Exercise brief
Reproduce all of the material word for word.

- - - -

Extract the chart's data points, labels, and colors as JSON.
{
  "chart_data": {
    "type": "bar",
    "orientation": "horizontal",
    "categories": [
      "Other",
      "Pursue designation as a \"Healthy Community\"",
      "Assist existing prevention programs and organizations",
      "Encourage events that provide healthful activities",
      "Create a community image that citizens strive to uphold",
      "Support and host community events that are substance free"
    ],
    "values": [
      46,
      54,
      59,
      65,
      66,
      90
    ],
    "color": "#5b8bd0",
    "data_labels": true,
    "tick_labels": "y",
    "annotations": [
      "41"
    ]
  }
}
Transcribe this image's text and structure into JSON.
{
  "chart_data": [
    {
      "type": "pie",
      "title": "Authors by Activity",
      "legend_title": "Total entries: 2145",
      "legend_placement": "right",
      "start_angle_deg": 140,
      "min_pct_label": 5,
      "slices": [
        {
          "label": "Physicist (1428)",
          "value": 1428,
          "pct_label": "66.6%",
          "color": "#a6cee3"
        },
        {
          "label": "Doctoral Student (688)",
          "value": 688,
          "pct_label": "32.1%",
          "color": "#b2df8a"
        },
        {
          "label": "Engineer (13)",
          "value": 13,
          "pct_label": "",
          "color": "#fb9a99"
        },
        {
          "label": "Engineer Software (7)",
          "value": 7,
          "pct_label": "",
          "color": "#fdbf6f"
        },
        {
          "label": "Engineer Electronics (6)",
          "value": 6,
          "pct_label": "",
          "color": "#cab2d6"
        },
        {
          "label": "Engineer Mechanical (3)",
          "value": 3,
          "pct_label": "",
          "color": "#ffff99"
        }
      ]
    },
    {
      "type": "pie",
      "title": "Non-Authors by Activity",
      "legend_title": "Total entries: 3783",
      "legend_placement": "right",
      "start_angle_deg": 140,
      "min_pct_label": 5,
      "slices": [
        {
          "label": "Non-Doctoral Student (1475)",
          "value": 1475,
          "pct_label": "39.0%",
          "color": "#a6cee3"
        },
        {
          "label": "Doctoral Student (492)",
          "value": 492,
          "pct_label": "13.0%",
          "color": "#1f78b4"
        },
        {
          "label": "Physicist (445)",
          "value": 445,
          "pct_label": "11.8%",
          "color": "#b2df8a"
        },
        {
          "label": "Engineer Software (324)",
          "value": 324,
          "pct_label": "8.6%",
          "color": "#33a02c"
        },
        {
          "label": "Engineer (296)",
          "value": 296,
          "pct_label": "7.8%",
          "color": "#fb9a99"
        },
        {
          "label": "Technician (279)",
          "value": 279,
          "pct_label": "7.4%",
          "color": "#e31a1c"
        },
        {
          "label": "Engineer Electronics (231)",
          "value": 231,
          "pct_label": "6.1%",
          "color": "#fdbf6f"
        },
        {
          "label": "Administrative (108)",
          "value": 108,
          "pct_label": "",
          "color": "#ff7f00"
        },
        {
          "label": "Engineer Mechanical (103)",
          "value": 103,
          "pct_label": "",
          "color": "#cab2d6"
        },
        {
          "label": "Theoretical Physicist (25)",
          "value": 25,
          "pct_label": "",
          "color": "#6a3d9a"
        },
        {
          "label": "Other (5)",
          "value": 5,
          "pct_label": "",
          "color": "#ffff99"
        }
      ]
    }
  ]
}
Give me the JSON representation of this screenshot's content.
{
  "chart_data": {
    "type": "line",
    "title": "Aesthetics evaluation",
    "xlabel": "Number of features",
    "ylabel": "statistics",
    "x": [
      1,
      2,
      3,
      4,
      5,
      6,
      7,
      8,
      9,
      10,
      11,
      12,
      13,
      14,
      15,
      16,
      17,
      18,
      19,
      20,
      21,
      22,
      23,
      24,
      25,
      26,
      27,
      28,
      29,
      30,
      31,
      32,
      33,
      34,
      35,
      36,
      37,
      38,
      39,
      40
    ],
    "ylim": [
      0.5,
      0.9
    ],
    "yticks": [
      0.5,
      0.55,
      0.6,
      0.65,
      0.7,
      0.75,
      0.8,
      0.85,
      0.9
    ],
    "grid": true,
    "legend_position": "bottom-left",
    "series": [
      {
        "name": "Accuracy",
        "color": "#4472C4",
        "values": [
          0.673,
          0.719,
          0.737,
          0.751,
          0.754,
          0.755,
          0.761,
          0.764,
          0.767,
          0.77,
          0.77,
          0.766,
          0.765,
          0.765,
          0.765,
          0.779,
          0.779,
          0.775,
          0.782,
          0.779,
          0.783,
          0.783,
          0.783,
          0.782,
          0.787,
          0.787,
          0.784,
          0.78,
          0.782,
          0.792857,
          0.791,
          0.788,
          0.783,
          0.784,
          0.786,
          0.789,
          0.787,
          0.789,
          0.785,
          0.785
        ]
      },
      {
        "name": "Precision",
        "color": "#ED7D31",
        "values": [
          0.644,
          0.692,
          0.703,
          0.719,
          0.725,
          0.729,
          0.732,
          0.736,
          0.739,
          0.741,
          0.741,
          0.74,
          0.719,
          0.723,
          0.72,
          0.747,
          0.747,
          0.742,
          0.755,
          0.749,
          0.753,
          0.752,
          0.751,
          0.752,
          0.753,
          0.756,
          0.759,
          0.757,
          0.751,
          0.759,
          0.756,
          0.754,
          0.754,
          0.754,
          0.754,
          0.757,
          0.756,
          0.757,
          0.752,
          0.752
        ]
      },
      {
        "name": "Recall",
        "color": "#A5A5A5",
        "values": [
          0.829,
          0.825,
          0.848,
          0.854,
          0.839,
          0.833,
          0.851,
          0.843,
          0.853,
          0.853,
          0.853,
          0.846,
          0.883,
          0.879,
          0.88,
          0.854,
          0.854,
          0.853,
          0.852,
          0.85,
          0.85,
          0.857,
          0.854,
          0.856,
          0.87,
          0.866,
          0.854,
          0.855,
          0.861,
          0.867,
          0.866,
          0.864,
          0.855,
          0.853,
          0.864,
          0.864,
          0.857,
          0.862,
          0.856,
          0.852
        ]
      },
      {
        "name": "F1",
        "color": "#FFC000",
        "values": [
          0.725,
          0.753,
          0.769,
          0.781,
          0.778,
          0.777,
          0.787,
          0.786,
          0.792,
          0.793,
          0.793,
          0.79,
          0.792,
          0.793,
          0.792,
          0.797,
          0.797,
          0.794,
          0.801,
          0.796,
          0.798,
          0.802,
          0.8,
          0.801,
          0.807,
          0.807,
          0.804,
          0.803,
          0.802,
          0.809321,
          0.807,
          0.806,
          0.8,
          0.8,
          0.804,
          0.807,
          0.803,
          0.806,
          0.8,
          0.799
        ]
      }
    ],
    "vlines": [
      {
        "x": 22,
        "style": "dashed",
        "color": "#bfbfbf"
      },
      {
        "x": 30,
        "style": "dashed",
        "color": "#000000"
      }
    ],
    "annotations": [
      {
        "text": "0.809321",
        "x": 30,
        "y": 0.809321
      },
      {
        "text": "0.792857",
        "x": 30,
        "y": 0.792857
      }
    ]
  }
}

- - - -

Solution for this exercise
Extract the chart's data points, labels, and colors as JSON.
{
  "chart_data": {
    "type": "bar",
    "orientation": "horizontal",
    "categories": [
      "Other",
      "Pursue designation as a \"Healthy Community\"",
      "Assist existing prevention programs and organizations",
      "Encourage events that provide healthful activities",
      "Create a community image that citizens strive to uphold",
      "Support and host community events that are substance free"
    ],
    "values": [
      46,
      54,
      59,
      65,
      66,
      90
    ],
    "color": "#5b8bd0",
    "data_labels": true,
    "tick_labels": "y",
    "annotations": [
      "41"
    ]
  }
}
Transcribe this image's text and structure into JSON.
{
  "chart_data": [
    {
      "type": "pie",
      "title": "Authors by Activity",
      "legend_title": "Total entries: 2145",
      "legend_placement": "right",
      "start_angle_deg": 140,
      "min_pct_label": 5,
      "slices": [
        {
          "label": "Physicist (1428)",
          "value": 1428,
          "pct_label": "66.6%",
          "color": "#a6cee3"
        },
        {
          "label": "Doctoral Student (688)",
          "value": 688,
          "pct_label": "32.1%",
          "color": "#b2df8a"
        },
        {
          "label": "Engineer (13)",
          "value": 13,
          "pct_label": "",
          "color": "#fb9a99"
        },
        {
          "label": "Engineer Software (7)",
          "value": 7,
          "pct_label": "",
          "color": "#fdbf6f"
        },
        {
          "label": "Engineer Electronics (6)",
          "value": 6,
          "pct_label": "",
          "color": "#cab2d6"
        },
        {
          "label": "Engineer Mechanical (3)",
          "value": 3,
          "pct_label": "",
          "color": "#ffff99"
        }
      ]
    },
    {
      "type": "pie",
      "title": "Non-Authors by Activity",
      "legend_title": "Total entries: 3783",
      "legend_placement": "right",
      "start_angle_deg": 140,
      "min_pct_label": 5,
      "slices": [
        {
          "label": "Non-Doctoral Student (1475)",
          "value": 1475,
          "pct_label": "39.0%",
          "color": "#a6cee3"
        },
        {
          "label": "Doctoral Student (492)",
          "value": 492,
          "pct_label": "13.0%",
          "color": "#1f78b4"
        },
        {
          "label": "Physicist (445)",
          "value": 445,
          "pct_label": "11.8%",
          "color": "#b2df8a"
        },
        {
          "label": "Engineer Software (324)",
          "value": 324,
          "pct_label": "8.6%",
          "color": "#33a02c"
        },
        {
          "label": "Engineer (296)",
          "value": 296,
          "pct_label": "7.8%",
          "color": "#fb9a99"
        },
        {
          "label": "Technician (279)",
          "value": 279,
          "pct_label": "7.4%",
          "color": "#e31a1c"
        },
        {
          "label": "Engineer Electronics (231)",
          "value": 231,
          "pct_label": "6.1%",
          "color": "#fdbf6f"
        },
        {
          "label": "Administrative (108)",
          "value": 108,
          "pct_label": "",
          "color": "#ff7f00"
        },
        {
          "label": "Engineer Mechanical (103)",
          "value": 103,
          "pct_label": "",
          "color": "#cab2d6"
        },
        {
          "label": "Theoretical Physicist (25)",
          "value": 25,
          "pct_label": "",
          "color": "#6a3d9a"
        },
        {
          "label": "Other (5)",
          "value": 5,
          "pct_label": "",
          "color": "#ffff99"
        }
      ]
    }
  ]
}
Give me the JSON representation of this screenshot's content.
{
  "chart_data": {
    "type": "line",
    "title": "Aesthetics evaluation",
    "xlabel": "Number of features",
    "ylabel": "statistics",
    "x": [
      1,
      2,
      3,
      4,
      5,
      6,
      7,
      8,
      9,
      10,
      11,
      12,
      13,
      14,
      15,
      16,
      17,
      18,
      19,
      20,
      21,
      22,
      23,
      24,
      25,
      26,
      27,
      28,
      29,
      30,
      31,
      32,
      33,
      34,
      35,
      36,
      37,
      38,
      39,
      40
    ],
    "ylim": [
      0.5,
      0.9
    ],
    "yticks": [
      0.5,
      0.55,
      0.6,
      0.65,
      0.7,
      0.75,
      0.8,
      0.85,
      0.9
    ],
    "grid": true,
    "legend_position": "bottom-left",
    "series": [
      {
        "name": "Accuracy",
        "color": "#4472C4",
        "values": [
          0.673,
          0.719,
          0.737,
          0.751,
          0.754,
          0.755,
          0.761,
          0.764,
          0.767,
          0.77,
          0.77,
          0.766,
          0.765,
          0.765,
          0.765,
          0.779,
          0.779,
          0.775,
          0.782,
          0.779,
          0.783,
          0.783,
          0.783,
          0.782,
          0.787,
          0.787,
          0.784,
          0.78,
          0.782,
          0.792857,
          0.791,
          0.788,
          0.783,
          0.784,
          0.786,
          0.789,
          0.787,
          0.789,
          0.785,
          0.785
        ]
      },
      {
        "name": "Precision",
        "color": "#ED7D31",
        "values": [
          0.644,
          0.692,
          0.703,
          0.719,
          0.725,
          0.729,
          0.732,
          0.736,
          0.739,
          0.741,
          0.741,
          0.74,
          0.719,
          0.723,
          0.72,
          0.747,
          0.747,
          0.742,
          0.755,
          0.749,
          0.753,
          0.752,
          0.751,
          0.752,
          0.753,
          0.756,
          0.759,
          0.757,
          0.751,
          0.759,
          0.756,
          0.754,
          0.754,
          0.754,
          0.754,
          0.757,
          0.756,
          0.757,
          0.752,
          0.752
        ]
      },
      {
        "name": "Recall",
        "color": "#A5A5A5",
        "values": [
          0.829,
          0.825,
          0.848,
          0.854,
          0.839,
          0.833,
          0.851,
          0.843,
          0.853,
          0.853,
          0.853,
          0.846,
          0.883,
          0.879,
          0.88,
          0.854,
          0.854,
          0.853,
          0.852,
          0.85,
          0.85,
          0.857,
          0.854,
          0.856,
          0.87,
          0.866,
          0.854,
          0.855,
          0.861,
          0.867,
          0.866,
          0.864,
          0.855,
          0.853,
          0.864,
          0.864,
          0.857,
          0.862,
          0.856,
          0.852
        ]
      },
      {
        "name": "F1",
        "color": "#FFC000",
        "values": [
          0.725,
          0.753,
          0.769,
          0.781,
          0.778,
          0.777,
          0.787,
          0.786,
          0.792,
          0.793,
          0.793,
          0.79,
          0.792,
          0.793,
          0.792,
          0.797,
          0.797,
          0.794,
          0.801,
          0.796,
          0.798,
          0.802,
          0.8,
          0.801,
          0.807,
          0.807,
          0.804,
          0.803,
          0.802,
          0.809321,
          0.807,
          0.806,
          0.8,
          0.8,
          0.804,
          0.807,
          0.803,
          0.806,
          0.8,
          0.799
        ]
      }
    ],
    "vlines": [
      {
        "x": 22,
        "style": "dashed",
        "color": "#bfbfbf"
      },
      {
        "x": 30,
        "style": "dashed",
        "color": "#000000"
      }
    ],
    "annotations": [
      {
        "text": "0.809321",
        "x": 30,
        "y": 0.809321
      },
      {
        "text": "0.792857",
        "x": 30,
        "y": 0.792857
      }
    ]
  }
}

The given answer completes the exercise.